**What the task asks**
Work through the data line by line, gathering every line that has the word "JSON".

** Start of Supplied information **

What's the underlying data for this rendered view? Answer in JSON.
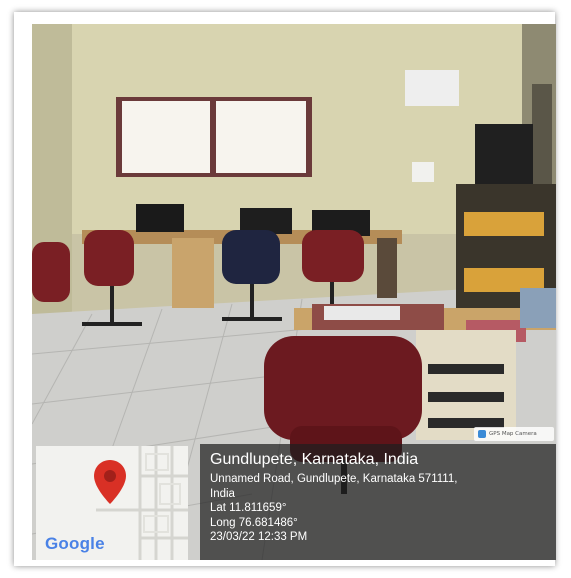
{
  "photo": {
    "subject": "office room with computer desks and red swivel chairs"
  },
  "gps_stamp": {
    "location_title": "Gundlupete, Karnataka, India",
    "address_line1": "Unnamed Road, Gundlupete, Karnataka 571111,",
    "address_line2": "India",
    "latitude": "Lat 11.811659°",
    "longitude": "Long 76.681486°",
    "timestamp": "23/03/22 12:33 PM",
    "map_logo_text": "Google",
    "watermark_text": "GPS Map Camera",
    "pin_color": "#d93025"
  }
}
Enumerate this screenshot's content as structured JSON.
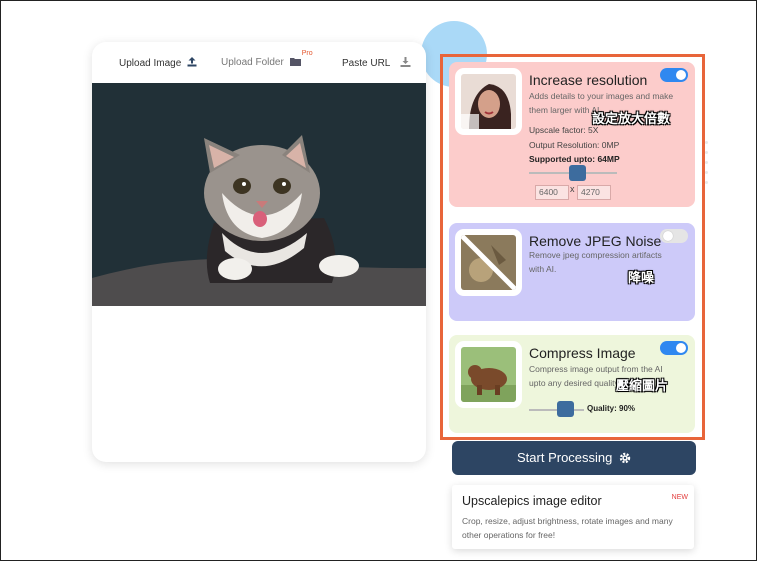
{
  "tabs": {
    "upload_image": "Upload Image",
    "upload_folder": "Upload Folder",
    "pro_badge": "Pro",
    "paste_url": "Paste URL"
  },
  "features": {
    "increase_resolution": {
      "title": "Increase resolution",
      "description": "Adds details to your images and make them larger with AI",
      "upscale_factor": "Upscale factor: 5X",
      "output_resolution": "Output Resolution: 0MP",
      "supported": "Supported upto: 64MP",
      "width_value": "6400",
      "height_value": "4270",
      "separator": "x",
      "enabled": true,
      "annotation": "設定放大倍數"
    },
    "remove_jpeg_noise": {
      "title": "Remove JPEG Noise",
      "description": "Remove jpeg compression artifacts with AI.",
      "enabled": false,
      "annotation": "降噪"
    },
    "compress_image": {
      "title": "Compress Image",
      "description": "Compress image output from the AI upto any desired quality.",
      "quality_label": "Quality: 90%",
      "quality": 0.9,
      "enabled": true,
      "annotation": "壓縮圖片"
    }
  },
  "start_button": {
    "label": "Start Processing"
  },
  "editor_card": {
    "title": "Upscalepics image editor",
    "badge": "NEW",
    "description": "Crop, resize, adjust brightness, rotate images and many other operations for free!"
  },
  "colors": {
    "accent_orange": "#e8653a",
    "toggle_on": "#2f88f0",
    "button_dark": "#2d4563",
    "card_pink": "#fccccb",
    "card_lavender": "#cdcaf9",
    "card_green": "#eef6dc"
  },
  "icons": [
    "upload-icon",
    "folder-icon",
    "download-icon",
    "gear-icon"
  ]
}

** End of Supplied information **

**Response for this exercise**
What's the underlying data for this rendered view? Answer in JSON.
Enumerate this screenshot's content as structured JSON.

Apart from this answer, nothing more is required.